Can you copy, character for character, the part of the records that opens with the line containing "expression-trace <box>20 408 1001 447</box>" and closes with the line containing "ruler-end: 1 217", including both of those lines?

(Records)
━━━━━━━━

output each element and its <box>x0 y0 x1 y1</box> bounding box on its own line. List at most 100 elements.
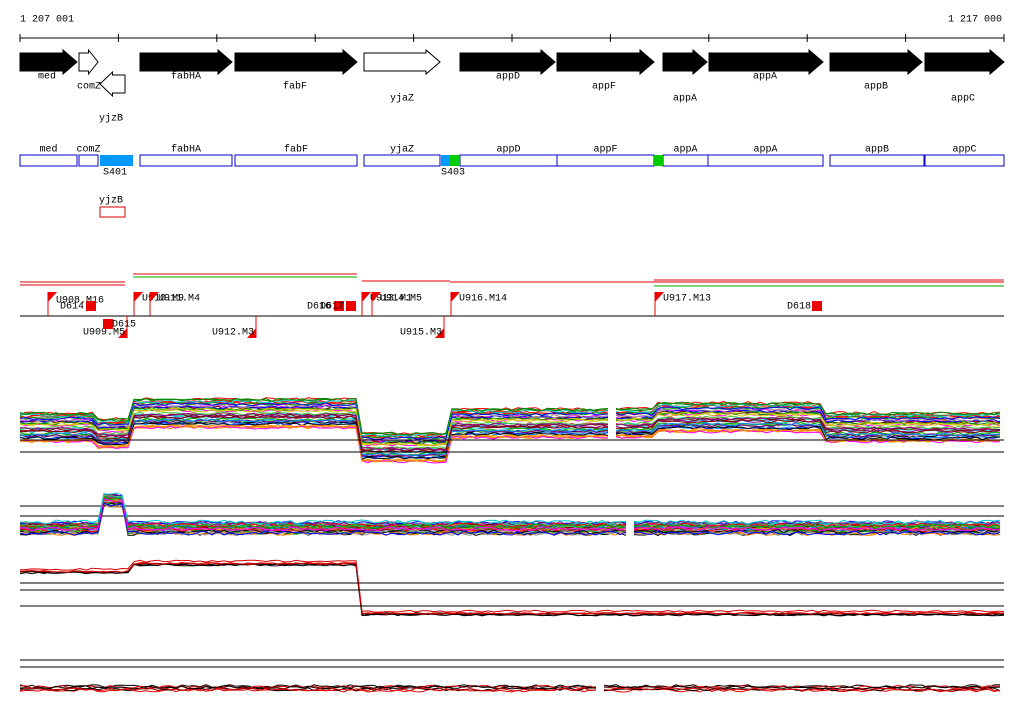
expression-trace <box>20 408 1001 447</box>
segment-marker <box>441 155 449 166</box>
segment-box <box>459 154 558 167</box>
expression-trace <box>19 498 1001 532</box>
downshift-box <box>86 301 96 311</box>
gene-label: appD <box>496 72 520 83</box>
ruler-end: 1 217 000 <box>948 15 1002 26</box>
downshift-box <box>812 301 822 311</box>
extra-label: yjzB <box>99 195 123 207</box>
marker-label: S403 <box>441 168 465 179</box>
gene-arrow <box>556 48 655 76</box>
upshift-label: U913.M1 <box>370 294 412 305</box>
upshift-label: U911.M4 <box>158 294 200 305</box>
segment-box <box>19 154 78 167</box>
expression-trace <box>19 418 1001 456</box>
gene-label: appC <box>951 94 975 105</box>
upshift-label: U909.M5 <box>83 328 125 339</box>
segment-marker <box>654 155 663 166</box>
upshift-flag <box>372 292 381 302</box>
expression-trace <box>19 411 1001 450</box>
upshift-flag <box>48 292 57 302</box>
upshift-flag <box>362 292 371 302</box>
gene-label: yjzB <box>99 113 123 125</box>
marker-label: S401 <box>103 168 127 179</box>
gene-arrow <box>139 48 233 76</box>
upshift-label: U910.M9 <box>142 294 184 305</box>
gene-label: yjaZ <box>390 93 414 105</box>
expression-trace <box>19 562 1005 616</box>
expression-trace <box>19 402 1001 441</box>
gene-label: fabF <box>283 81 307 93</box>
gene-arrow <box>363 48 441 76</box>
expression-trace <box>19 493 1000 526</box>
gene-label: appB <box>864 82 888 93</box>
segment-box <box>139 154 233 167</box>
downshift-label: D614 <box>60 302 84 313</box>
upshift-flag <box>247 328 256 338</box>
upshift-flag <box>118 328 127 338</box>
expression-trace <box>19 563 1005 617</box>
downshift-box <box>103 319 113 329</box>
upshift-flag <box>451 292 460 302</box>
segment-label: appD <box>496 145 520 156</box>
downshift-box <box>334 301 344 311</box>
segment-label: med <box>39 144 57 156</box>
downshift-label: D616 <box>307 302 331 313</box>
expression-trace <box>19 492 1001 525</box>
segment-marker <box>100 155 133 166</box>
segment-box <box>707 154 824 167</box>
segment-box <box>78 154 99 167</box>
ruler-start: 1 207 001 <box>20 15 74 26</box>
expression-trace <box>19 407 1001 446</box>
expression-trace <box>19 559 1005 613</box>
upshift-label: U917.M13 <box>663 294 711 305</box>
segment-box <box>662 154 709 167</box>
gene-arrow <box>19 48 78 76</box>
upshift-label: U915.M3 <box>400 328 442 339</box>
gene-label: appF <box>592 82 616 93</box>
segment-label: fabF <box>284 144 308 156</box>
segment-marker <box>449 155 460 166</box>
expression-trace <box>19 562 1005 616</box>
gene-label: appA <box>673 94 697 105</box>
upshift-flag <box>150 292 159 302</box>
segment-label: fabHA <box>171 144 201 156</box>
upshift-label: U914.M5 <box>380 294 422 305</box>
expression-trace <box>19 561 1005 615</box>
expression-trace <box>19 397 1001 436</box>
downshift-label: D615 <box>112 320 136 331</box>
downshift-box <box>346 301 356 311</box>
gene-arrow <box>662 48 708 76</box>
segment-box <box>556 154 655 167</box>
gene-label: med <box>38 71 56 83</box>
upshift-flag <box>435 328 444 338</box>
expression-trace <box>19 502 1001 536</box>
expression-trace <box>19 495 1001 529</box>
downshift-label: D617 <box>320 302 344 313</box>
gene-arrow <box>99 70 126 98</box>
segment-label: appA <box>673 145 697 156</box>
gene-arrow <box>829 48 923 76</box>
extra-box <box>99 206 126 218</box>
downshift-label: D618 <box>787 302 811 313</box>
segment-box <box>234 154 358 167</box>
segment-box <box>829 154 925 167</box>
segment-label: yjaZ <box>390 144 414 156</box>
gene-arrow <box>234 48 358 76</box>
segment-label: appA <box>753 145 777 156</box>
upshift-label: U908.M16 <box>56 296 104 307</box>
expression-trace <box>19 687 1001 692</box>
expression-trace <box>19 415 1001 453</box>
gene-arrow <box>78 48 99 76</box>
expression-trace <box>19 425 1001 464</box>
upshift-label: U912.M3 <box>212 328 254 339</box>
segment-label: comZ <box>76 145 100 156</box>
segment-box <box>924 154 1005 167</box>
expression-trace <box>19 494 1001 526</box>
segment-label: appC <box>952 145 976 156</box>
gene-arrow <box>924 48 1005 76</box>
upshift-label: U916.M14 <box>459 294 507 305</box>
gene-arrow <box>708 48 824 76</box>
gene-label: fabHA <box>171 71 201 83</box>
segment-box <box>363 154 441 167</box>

━━━━━━━━

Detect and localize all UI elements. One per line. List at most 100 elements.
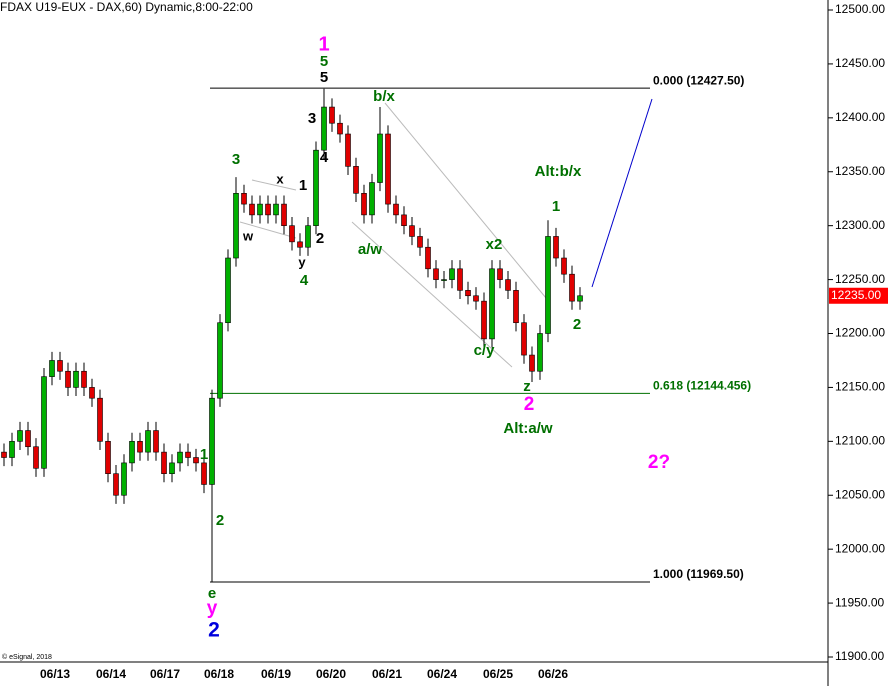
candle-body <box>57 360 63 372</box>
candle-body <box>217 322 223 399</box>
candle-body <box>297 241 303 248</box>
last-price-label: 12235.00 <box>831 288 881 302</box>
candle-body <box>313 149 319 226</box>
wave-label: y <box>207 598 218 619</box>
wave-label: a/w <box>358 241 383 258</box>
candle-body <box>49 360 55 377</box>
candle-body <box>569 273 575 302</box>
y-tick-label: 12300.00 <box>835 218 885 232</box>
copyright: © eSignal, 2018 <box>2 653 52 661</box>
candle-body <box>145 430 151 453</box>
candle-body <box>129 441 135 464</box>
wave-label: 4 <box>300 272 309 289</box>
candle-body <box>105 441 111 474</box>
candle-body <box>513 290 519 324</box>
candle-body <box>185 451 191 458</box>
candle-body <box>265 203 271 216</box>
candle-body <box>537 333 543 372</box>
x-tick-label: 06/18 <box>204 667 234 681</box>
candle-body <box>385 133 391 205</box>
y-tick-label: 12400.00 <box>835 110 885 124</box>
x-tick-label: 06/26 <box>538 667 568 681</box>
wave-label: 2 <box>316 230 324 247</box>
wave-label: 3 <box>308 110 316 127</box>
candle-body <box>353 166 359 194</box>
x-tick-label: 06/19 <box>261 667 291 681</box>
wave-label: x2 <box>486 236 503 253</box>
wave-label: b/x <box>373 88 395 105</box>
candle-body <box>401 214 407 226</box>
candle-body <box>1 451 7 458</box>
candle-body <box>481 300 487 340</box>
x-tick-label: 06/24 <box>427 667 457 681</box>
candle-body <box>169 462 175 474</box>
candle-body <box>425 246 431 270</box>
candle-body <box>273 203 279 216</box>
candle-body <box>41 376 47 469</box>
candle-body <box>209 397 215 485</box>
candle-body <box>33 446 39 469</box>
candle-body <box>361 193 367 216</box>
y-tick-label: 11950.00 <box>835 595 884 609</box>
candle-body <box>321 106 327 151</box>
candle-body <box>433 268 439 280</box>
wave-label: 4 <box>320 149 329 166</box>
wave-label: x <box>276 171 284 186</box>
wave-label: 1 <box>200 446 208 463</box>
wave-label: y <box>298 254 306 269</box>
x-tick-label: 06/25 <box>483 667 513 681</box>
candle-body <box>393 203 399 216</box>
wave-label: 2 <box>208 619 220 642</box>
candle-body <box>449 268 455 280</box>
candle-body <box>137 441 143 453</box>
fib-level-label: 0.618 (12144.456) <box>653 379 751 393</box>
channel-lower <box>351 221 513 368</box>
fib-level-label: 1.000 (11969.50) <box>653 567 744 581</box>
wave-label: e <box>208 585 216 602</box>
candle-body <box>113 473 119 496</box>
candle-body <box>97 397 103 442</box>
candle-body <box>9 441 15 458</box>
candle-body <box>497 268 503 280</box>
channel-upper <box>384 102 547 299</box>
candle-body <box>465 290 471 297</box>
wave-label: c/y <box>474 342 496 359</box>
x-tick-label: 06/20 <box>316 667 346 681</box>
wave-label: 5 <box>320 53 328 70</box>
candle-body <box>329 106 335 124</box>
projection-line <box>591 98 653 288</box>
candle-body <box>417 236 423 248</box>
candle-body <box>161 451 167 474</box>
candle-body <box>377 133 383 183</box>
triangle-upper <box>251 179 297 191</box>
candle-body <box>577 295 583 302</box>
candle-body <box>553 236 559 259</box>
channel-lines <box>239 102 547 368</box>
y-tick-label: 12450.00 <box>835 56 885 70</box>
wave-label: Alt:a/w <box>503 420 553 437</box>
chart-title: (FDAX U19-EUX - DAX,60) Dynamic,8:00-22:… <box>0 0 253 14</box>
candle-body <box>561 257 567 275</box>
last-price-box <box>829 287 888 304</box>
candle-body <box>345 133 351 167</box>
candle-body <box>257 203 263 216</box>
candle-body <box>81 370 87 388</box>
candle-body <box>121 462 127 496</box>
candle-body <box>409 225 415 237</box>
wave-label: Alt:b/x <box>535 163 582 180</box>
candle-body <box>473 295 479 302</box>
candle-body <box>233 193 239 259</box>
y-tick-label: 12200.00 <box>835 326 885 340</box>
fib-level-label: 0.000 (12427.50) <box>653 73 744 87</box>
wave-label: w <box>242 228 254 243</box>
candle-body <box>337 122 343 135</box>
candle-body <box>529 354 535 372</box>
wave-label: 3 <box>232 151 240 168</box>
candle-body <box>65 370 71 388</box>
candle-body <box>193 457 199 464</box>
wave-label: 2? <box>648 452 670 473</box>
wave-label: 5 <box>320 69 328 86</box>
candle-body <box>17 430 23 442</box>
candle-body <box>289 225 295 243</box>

━━━━━━━━

_THE RESPONSE:_
expression-trace <box>20 408 1001 447</box>
segment-marker <box>441 155 449 166</box>
segment-box <box>459 154 558 167</box>
expression-trace <box>19 498 1001 532</box>
downshift-box <box>86 301 96 311</box>
gene-label: appD <box>496 72 520 83</box>
ruler-end: 1 217 000 <box>948 15 1002 26</box>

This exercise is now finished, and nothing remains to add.